#### Written problem
Extract the lines that hold the string "Read".

#### Material provided
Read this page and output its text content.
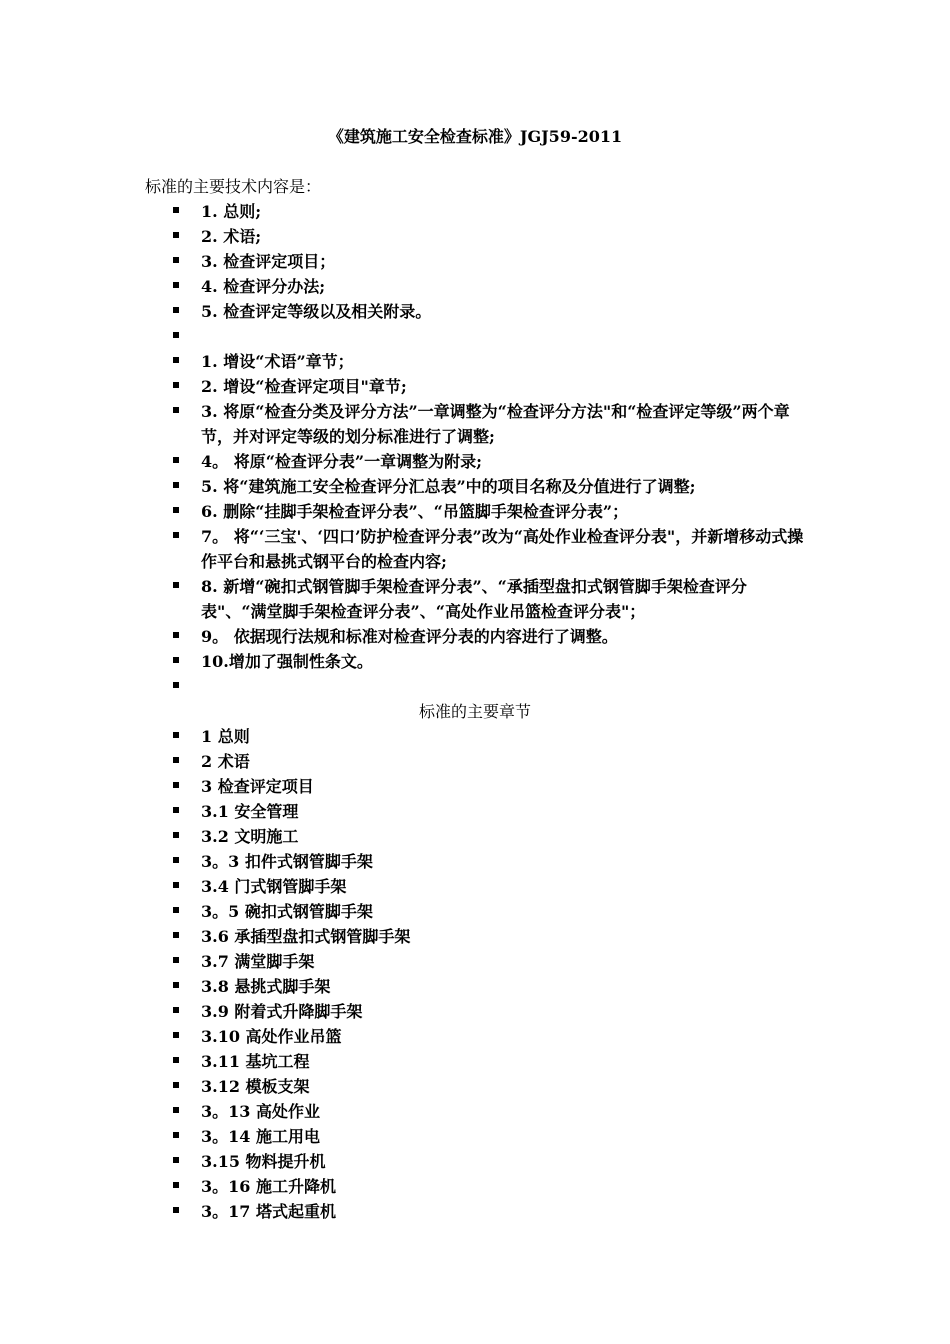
《建筑施工安全检查标准》JGJ59-2011

标准的主要技术内容是：

1. 总则;
2. 术语;
3. 检查评定项目；
4. 检查评分办法;
5. 检查评定等级以及相关附录。
1. 增设“术语”章节；
2. 增设“检查评定项目"章节;
3. 将原“检查分类及评分方法”一章调整为“检查评分方法"和“检查评定等级”两个章节，并对评定等级的划分标准进行了调整;
4。 将原“检查评分表”一章调整为附录;
5. 将“建筑施工安全检查评分汇总表”中的项目名称及分值进行了调整;
6. 删除“挂脚手架检查评分表”、“吊篮脚手架检查评分表”；
7。 将“‘三宝'、‘四口’防护检查评分表”改为“高处作业检查评分表"，并新增移动式操作平台和悬挑式钢平台的检查内容;
8. 新增“碗扣式钢管脚手架检查评分表”、“承插型盘扣式钢管脚手架检查评分表"、“满堂脚手架检查评分表”、“高处作业吊篮检查评分表"；
9。 依据现行法规和标准对检查评分表的内容进行了调整。
10.增加了强制性条文。
标准的主要章节
1 总则
2 术语
3 检查评定项目
3.1 安全管理
3.2 文明施工
3。3 扣件式钢管脚手架
3.4 门式钢管脚手架
3。5 碗扣式钢管脚手架
3.6 承插型盘扣式钢管脚手架
3.7 满堂脚手架
3.8 悬挑式脚手架
3.9 附着式升降脚手架
3.10 高处作业吊篮
3.11 基坑工程
3.12 模板支架
3。13 高处作业
3。14 施工用电
3.15 物料提升机
3。16 施工升降机
3。17 塔式起重机
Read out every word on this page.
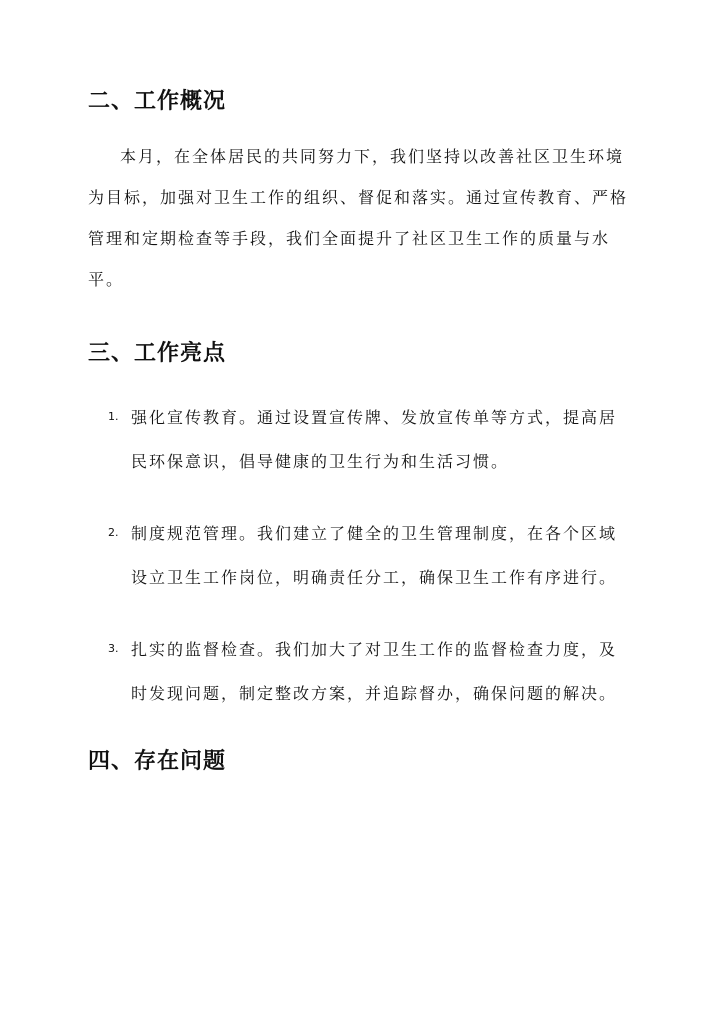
二、工作概况

本月，在全体居民的共同努力下，我们坚持以改善社区卫生环境为目标，加强对卫生工作的组织、督促和落实。通过宣传教育、严格管理和定期检查等手段，我们全面提升了社区卫生工作的质量与水平。

三、工作亮点
1. 强化宣传教育。通过设置宣传牌、发放宣传单等方式，提高居民环保意识，倡导健康的卫生行为和生活习惯。
2. 制度规范管理。我们建立了健全的卫生管理制度，在各个区域设立卫生工作岗位，明确责任分工，确保卫生工作有序进行。
3. 扎实的监督检查。我们加大了对卫生工作的监督检查力度，及时发现问题，制定整改方案，并追踪督办，确保问题的解决。
四、存在问题
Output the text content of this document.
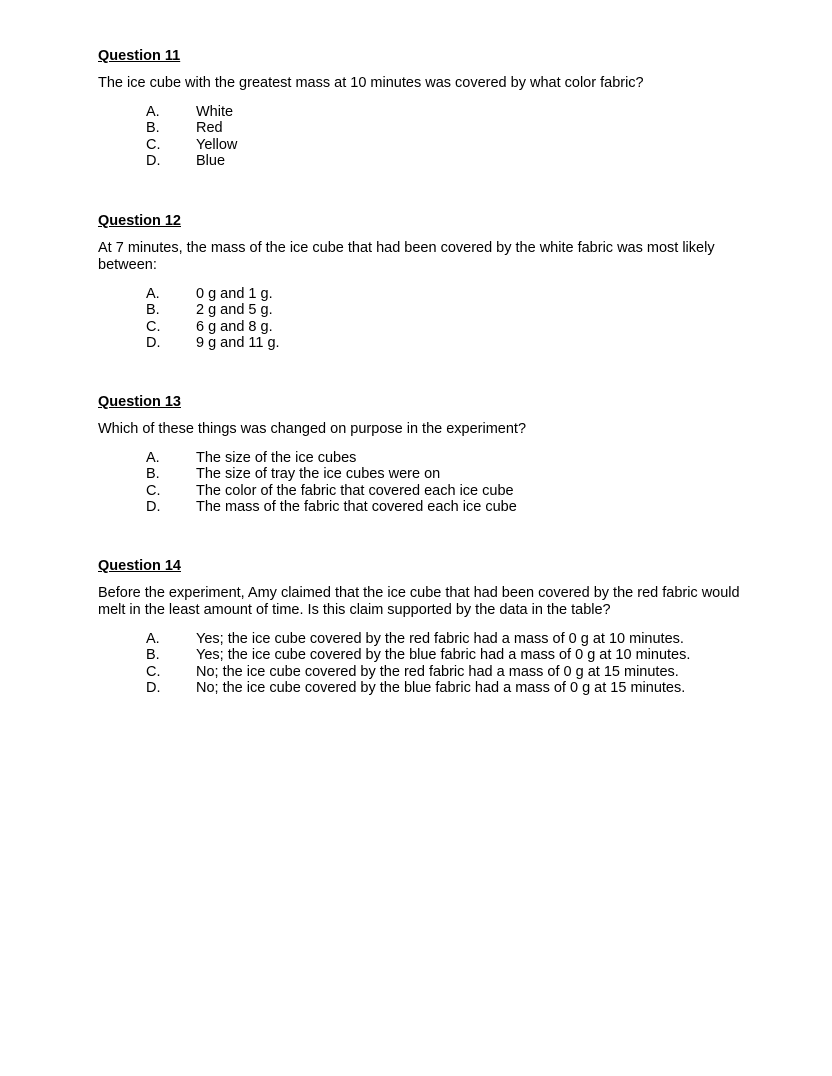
Question 11

The ice cube with the greatest mass at 10 minutes was covered by what color fabric?

A.	White
B.	Red
C.	Yellow
D.	Blue
Question 12

At 7 minutes, the mass of the ice cube that had been covered by the white fabric was most likely between:

A.	0 g and 1 g.
B.	2 g and 5 g.
C.	6 g and 8 g.
D.	9 g and 11 g.
Question 13

Which of these things was changed on purpose in the experiment?

A.	The size of the ice cubes
B.	The size of tray the ice cubes were on
C.	The color of the fabric that covered each ice cube
D.	The mass of the fabric that covered each ice cube
Question 14

Before the experiment, Amy claimed that the ice cube that had been covered by the red fabric would melt in the least amount of time. Is this claim supported by the data in the table?

A.	Yes; the ice cube covered by the red fabric had a mass of 0 g at 10 minutes.
B.	Yes; the ice cube covered by the blue fabric had a mass of 0 g at 10 minutes.
C.	No; the ice cube covered by the red fabric had a mass of 0 g at 15 minutes.
D.	No; the ice cube covered by the blue fabric had a mass of 0 g at 15 minutes.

#### Answer to this problem
Read this page and output its text content.
Read out every word on this page.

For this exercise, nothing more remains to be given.